| Work to complete |
Each line below must be set down exactly; omit any image you find.

| Extracted data entries |
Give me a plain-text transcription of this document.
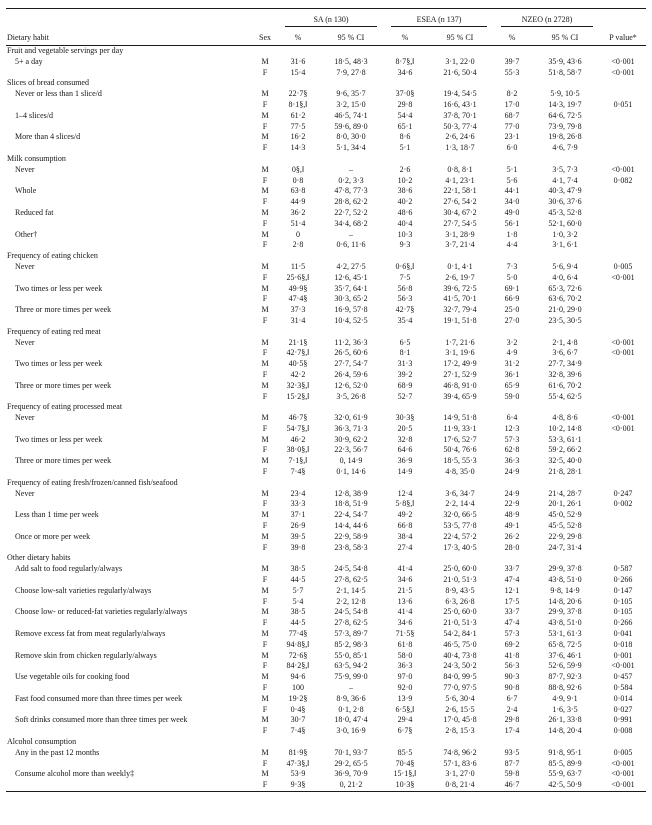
		SA (n 130)		ESEA (n 137)		NZEO (n 2728)		

Dietary habit	Sex	%	95 % CI	%	95 % CI	%	95 % CI	P value*
Fruit and vegetable servings per day								
5+ a day	M	31·6	18·5, 48·3	8·7§,‖	3·1, 22·0	39·7	35·9, 43·6	<0·001
	F	15·4	7·9, 27·8	34·6	21·6, 50·4	55·3	51·8, 58·7	<0·001
Slices of bread consumed								
Never or less than 1 slice/d	M	22·7§	9·6, 35·7	37·0§	19·4, 54·5	8·2	5·9, 10·5	
	F	8·1§,‖	3·2, 15·0	29·8	16·6, 43·1	17·0	14·3, 19·7	0·051
1–4 slices/d	M	61·2	46·5, 74·1	54·4	37·8, 70·1	68·7	64·6, 72·5	
	F	77·5	59·6, 89·0	65·1	50·3, 77·4	77·0	73·9, 79·8	
More than 4 slices/d	M	16·2	8·0, 30·0	8·6	2·6, 24·6	23·1	19·8, 26·8	
	F	14·3	5·1, 34·4	5·1	1·3, 18·7	6·0	4·6, 7·9	
Milk consumption								
Never	M	0§,‖	–	2·6	0·8, 8·1	5·1	3·5, 7·3	<0·001
	F	0·8	0·2, 3·3	10·2	4·1, 23·1	5·6	4·1, 7·4	0·082
Whole	M	63·8	47·8, 77·3	38·6	22·1, 58·1	44·1	40·3, 47·9	
	F	44·9	28·8, 62·2	40·2	27·6, 54·2	34·0	30·6, 37·6	
Reduced fat	M	36·2	22·7, 52·2	48·6	30·4, 67·2	49·0	45·3, 52·8	
	F	51·4	34·4, 68·2	40·4	27·7, 54·5	56·1	52·1, 60·0	
Other†	M	0	–	10·3	3·1, 28·9	1·8	1·0, 3·2	
	F	2·8	0·6, 11·6	9·3	3·7, 21·4	4·4	3·1, 6·1	
Frequency of eating chicken								
Never	M	11·5	4·2, 27·5	0·6§,‖	0·1, 4·1	7·3	5·6, 9·4	0·005
	F	25·6§,‖	12·6, 45·1	7·5	2·6, 19·7	5·0	4·0, 6·4	<0·001
Two times or less per week	M	49·9§	35·7, 64·1	56·8	39·6, 72·5	69·1	65·3, 72·6	
	F	47·4§	30·3, 65·2	56·3	41·5, 70·1	66·9	63·6, 70·2	
Three or more times per week	M	37·3	16·9, 57·8	42·7§	32·7, 79·4	25·0	21·0, 29·0	
	F	31·4	10·4, 52·5	35·4	19·1, 51·8	27·0	23·5, 30·5	
Frequency of eating red meat								
Never	M	21·1§	11·2, 36·3	6·5	1·7, 21·6	3·2	2·1, 4·8	<0·001
	F	42·7§,‖	26·5, 60·6	8·1	3·1, 19·6	4·9	3·6, 6·7	<0·001
Two times or less per week	M	40·5§	27·7, 54·7	31·3	17·2, 49·9	31·2	27·7, 34·9	
	F	42·2	26·4, 59·6	39·2	27·1, 52·9	36·1	32·8, 39·6	
Three or more times per week	M	32·3§,‖	12·6, 52·0	68·9	46·8, 91·0	65·9	61·6, 70·2	
	F	15·2§,‖	3·5, 26·8	52·7	39·4, 65·9	59·0	55·4, 62·5	
Frequency of eating processed meat								
Never	M	46·7§	32·0, 61·9	30·3§	14·9, 51·8	6·4	4·8, 8·6	<0·001
	F	54·7§,‖	36·3, 71·3	20·5	11·9, 33·1	12·3	10·2, 14·8	<0·001
Two times or less per week	M	46·2	30·9, 62·2	32·8	17·6, 52·7	57·3	53·3, 61·1	
	F	38·0§,‖	22·3, 56·7	64·6	50·4, 76·6	62·8	59·2, 66·2	
Three or more times per week	M	7·1§,‖	0, 14·9	36·9	18·5, 55·3	36·3	32·5, 40·0	
	F	7·4§	0·1, 14·6	14·9	4·8, 35·0	24·9	21·8, 28·1	
Frequency of eating fresh/frozen/canned fish/seafood								
Never	M	23·4	12·8, 38·9	12·4	3·6, 34·7	24·9	21·4, 28·7	0·247
	F	33·3	18·8, 51·9	5·8§,‖	2·2, 14·4	22·9	20·1, 26·1	0·002
Less than 1 time per week	M	37·1	22·4, 54·7	49·2	32·0, 66·5	48·9	45·0, 52·9	
	F	26·9	14·4, 44·6	66·8	53·5, 77·8	49·1	45·5, 52·8	
Once or more per week	M	39·5	22·9, 58·9	38·4	22·4, 57·2	26·2	22·9, 29·8	
	F	39·8	23·8, 58·3	27·4	17·3, 40·5	28·0	24·7, 31·4	
Other dietary habits								
Add salt to food regularly/always	M	38·5	24·5, 54·8	41·4	25·0, 60·0	33·7	29·9, 37·8	0·587
	F	44·5	27·8, 62·5	34·6	21·0, 51·3	47·4	43·8, 51·0	0·266
Choose low-salt varieties regularly/always	M	5·7	2·1, 14·5	21·5	8·9, 43·5	12·1	9·8, 14·9	0·147
	F	5·4	2·2, 12·8	13·6	6·3, 26·8	17·5	14·8, 20·6	0·105
Choose low- or reduced-fat varieties regularly/always	M	38·5	24·5, 54·8	41·4	25·0, 60·0	33·7	29·9, 37·8	0·105
	F	44·5	27·8, 62·5	34·6	21·0, 51·3	47·4	43·8, 51·0	0·266
Remove excess fat from meat regularly/always	M	77·4§	57·3, 89·7	71·5§	54·2, 84·1	57·3	53·1, 61·3	0·041
	F	94·8§,‖	85·2, 98·3	61·8	46·5, 75·0	69·2	65·8, 72·5	0·018
Remove skin from chicken regularly/always	M	72·6§	55·0, 85·1	58·0	40·4, 73·8	41·8	37·6, 46·1	0·001
	F	84·2§,‖	63·5, 94·2	36·3	24·3, 50·2	56·3	52·6, 59·9	<0·001
Use vegetable oils for cooking food	M	94·6	75·9, 99·0	97·0	84·0, 99·5	90·3	87·7, 92·3	0·457
	F	100	–	92·0	77·0, 97·5	90·8	88·8, 92·6	0·584
Fast food consumed more than three times per week	M	19·2§	8·9, 36·6	13·9	5·6, 30·4	6·7	4·9, 9·1	0·014
	F	0·4§	0·1, 2·8	6·5§,‖	2·6, 15·5	2·4	1·6, 3·5	0·027
Soft drinks consumed more than three times per week	M	30·7	18·0, 47·4	29·4	17·0, 45·8	29·8	26·1, 33·8	0·991
	F	7·4§	3·0, 16·9	6·7§	2·8, 15·3	17·4	14·8, 20·4	0·008
Alcohol consumption								
Any in the past 12 months	M	81·9§	70·1, 93·7	85·5	74·8, 96·2	93·5	91·8, 95·1	0·005
	F	47·3§,‖	29·2, 65·5	70·4§	57·1, 83·6	87·7	85·5, 89·9	<0·001
Consume alcohol more than weekly‡	M	53·9	36·9, 70·9	15·1§,‖	3·1, 27·0	59·8	55·9, 63·7	<0·001
	F	9·3§	0, 21·2	10·3§	0·8, 21·4	46·7	42·5, 50·9	<0·001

| Answer to this problem |
Give me a plain-text transcription of this document.
		SA (n 130)		ESEA (n 137)		NZEO (n 2728)		

Dietary habit	Sex	%	95 % CI	%	95 % CI	%	95 % CI	P value*
Fruit and vegetable servings per day								
5+ a day	M	31·6	18·5, 48·3	8·7§,‖	3·1, 22·0	39·7	35·9, 43·6	<0·001
	F	15·4	7·9, 27·8	34·6	21·6, 50·4	55·3	51·8, 58·7	<0·001
Slices of bread consumed								
Never or less than 1 slice/d	M	22·7§	9·6, 35·7	37·0§	19·4, 54·5	8·2	5·9, 10·5	
	F	8·1§,‖	3·2, 15·0	29·8	16·6, 43·1	17·0	14·3, 19·7	0·051
1–4 slices/d	M	61·2	46·5, 74·1	54·4	37·8, 70·1	68·7	64·6, 72·5	
	F	77·5	59·6, 89·0	65·1	50·3, 77·4	77·0	73·9, 79·8	
More than 4 slices/d	M	16·2	8·0, 30·0	8·6	2·6, 24·6	23·1	19·8, 26·8	
	F	14·3	5·1, 34·4	5·1	1·3, 18·7	6·0	4·6, 7·9	
Milk consumption								
Never	M	0§,‖	–	2·6	0·8, 8·1	5·1	3·5, 7·3	<0·001
	F	0·8	0·2, 3·3	10·2	4·1, 23·1	5·6	4·1, 7·4	0·082
Whole	M	63·8	47·8, 77·3	38·6	22·1, 58·1	44·1	40·3, 47·9	
	F	44·9	28·8, 62·2	40·2	27·6, 54·2	34·0	30·6, 37·6	
Reduced fat	M	36·2	22·7, 52·2	48·6	30·4, 67·2	49·0	45·3, 52·8	
	F	51·4	34·4, 68·2	40·4	27·7, 54·5	56·1	52·1, 60·0	
Other†	M	0	–	10·3	3·1, 28·9	1·8	1·0, 3·2	
	F	2·8	0·6, 11·6	9·3	3·7, 21·4	4·4	3·1, 6·1	
Frequency of eating chicken								
Never	M	11·5	4·2, 27·5	0·6§,‖	0·1, 4·1	7·3	5·6, 9·4	0·005
	F	25·6§,‖	12·6, 45·1	7·5	2·6, 19·7	5·0	4·0, 6·4	<0·001
Two times or less per week	M	49·9§	35·7, 64·1	56·8	39·6, 72·5	69·1	65·3, 72·6	
	F	47·4§	30·3, 65·2	56·3	41·5, 70·1	66·9	63·6, 70·2	
Three or more times per week	M	37·3	16·9, 57·8	42·7§	32·7, 79·4	25·0	21·0, 29·0	
	F	31·4	10·4, 52·5	35·4	19·1, 51·8	27·0	23·5, 30·5	
Frequency of eating red meat								
Never	M	21·1§	11·2, 36·3	6·5	1·7, 21·6	3·2	2·1, 4·8	<0·001
	F	42·7§,‖	26·5, 60·6	8·1	3·1, 19·6	4·9	3·6, 6·7	<0·001
Two times or less per week	M	40·5§	27·7, 54·7	31·3	17·2, 49·9	31·2	27·7, 34·9	
	F	42·2	26·4, 59·6	39·2	27·1, 52·9	36·1	32·8, 39·6	
Three or more times per week	M	32·3§,‖	12·6, 52·0	68·9	46·8, 91·0	65·9	61·6, 70·2	
	F	15·2§,‖	3·5, 26·8	52·7	39·4, 65·9	59·0	55·4, 62·5	
Frequency of eating processed meat								
Never	M	46·7§	32·0, 61·9	30·3§	14·9, 51·8	6·4	4·8, 8·6	<0·001
	F	54·7§,‖	36·3, 71·3	20·5	11·9, 33·1	12·3	10·2, 14·8	<0·001
Two times or less per week	M	46·2	30·9, 62·2	32·8	17·6, 52·7	57·3	53·3, 61·1	
	F	38·0§,‖	22·3, 56·7	64·6	50·4, 76·6	62·8	59·2, 66·2	
Three or more times per week	M	7·1§,‖	0, 14·9	36·9	18·5, 55·3	36·3	32·5, 40·0	
	F	7·4§	0·1, 14·6	14·9	4·8, 35·0	24·9	21·8, 28·1	
Frequency of eating fresh/frozen/canned fish/seafood								
Never	M	23·4	12·8, 38·9	12·4	3·6, 34·7	24·9	21·4, 28·7	0·247
	F	33·3	18·8, 51·9	5·8§,‖	2·2, 14·4	22·9	20·1, 26·1	0·002
Less than 1 time per week	M	37·1	22·4, 54·7	49·2	32·0, 66·5	48·9	45·0, 52·9	
	F	26·9	14·4, 44·6	66·8	53·5, 77·8	49·1	45·5, 52·8	
Once or more per week	M	39·5	22·9, 58·9	38·4	22·4, 57·2	26·2	22·9, 29·8	
	F	39·8	23·8, 58·3	27·4	17·3, 40·5	28·0	24·7, 31·4	
Other dietary habits								
Add salt to food regularly/always	M	38·5	24·5, 54·8	41·4	25·0, 60·0	33·7	29·9, 37·8	0·587
	F	44·5	27·8, 62·5	34·6	21·0, 51·3	47·4	43·8, 51·0	0·266
Choose low-salt varieties regularly/always	M	5·7	2·1, 14·5	21·5	8·9, 43·5	12·1	9·8, 14·9	0·147
	F	5·4	2·2, 12·8	13·6	6·3, 26·8	17·5	14·8, 20·6	0·105
Choose low- or reduced-fat varieties regularly/always	M	38·5	24·5, 54·8	41·4	25·0, 60·0	33·7	29·9, 37·8	0·105
	F	44·5	27·8, 62·5	34·6	21·0, 51·3	47·4	43·8, 51·0	0·266
Remove excess fat from meat regularly/always	M	77·4§	57·3, 89·7	71·5§	54·2, 84·1	57·3	53·1, 61·3	0·041
	F	94·8§,‖	85·2, 98·3	61·8	46·5, 75·0	69·2	65·8, 72·5	0·018
Remove skin from chicken regularly/always	M	72·6§	55·0, 85·1	58·0	40·4, 73·8	41·8	37·6, 46·1	0·001
	F	84·2§,‖	63·5, 94·2	36·3	24·3, 50·2	56·3	52·6, 59·9	<0·001
Use vegetable oils for cooking food	M	94·6	75·9, 99·0	97·0	84·0, 99·5	90·3	87·7, 92·3	0·457
	F	100	–	92·0	77·0, 97·5	90·8	88·8, 92·6	0·584
Fast food consumed more than three times per week	M	19·2§	8·9, 36·6	13·9	5·6, 30·4	6·7	4·9, 9·1	0·014
	F	0·4§	0·1, 2·8	6·5§,‖	2·6, 15·5	2·4	1·6, 3·5	0·027
Soft drinks consumed more than three times per week	M	30·7	18·0, 47·4	29·4	17·0, 45·8	29·8	26·1, 33·8	0·991
	F	7·4§	3·0, 16·9	6·7§	2·8, 15·3	17·4	14·8, 20·4	0·008
Alcohol consumption								
Any in the past 12 months	M	81·9§	70·1, 93·7	85·5	74·8, 96·2	93·5	91·8, 95·1	0·005
	F	47·3§,‖	29·2, 65·5	70·4§	57·1, 83·6	87·7	85·5, 89·9	<0·001
Consume alcohol more than weekly‡	M	53·9	36·9, 70·9	15·1§,‖	3·1, 27·0	59·8	55·9, 63·7	<0·001
	F	9·3§	0, 21·2	10·3§	0·8, 21·4	46·7	42·5, 50·9	<0·001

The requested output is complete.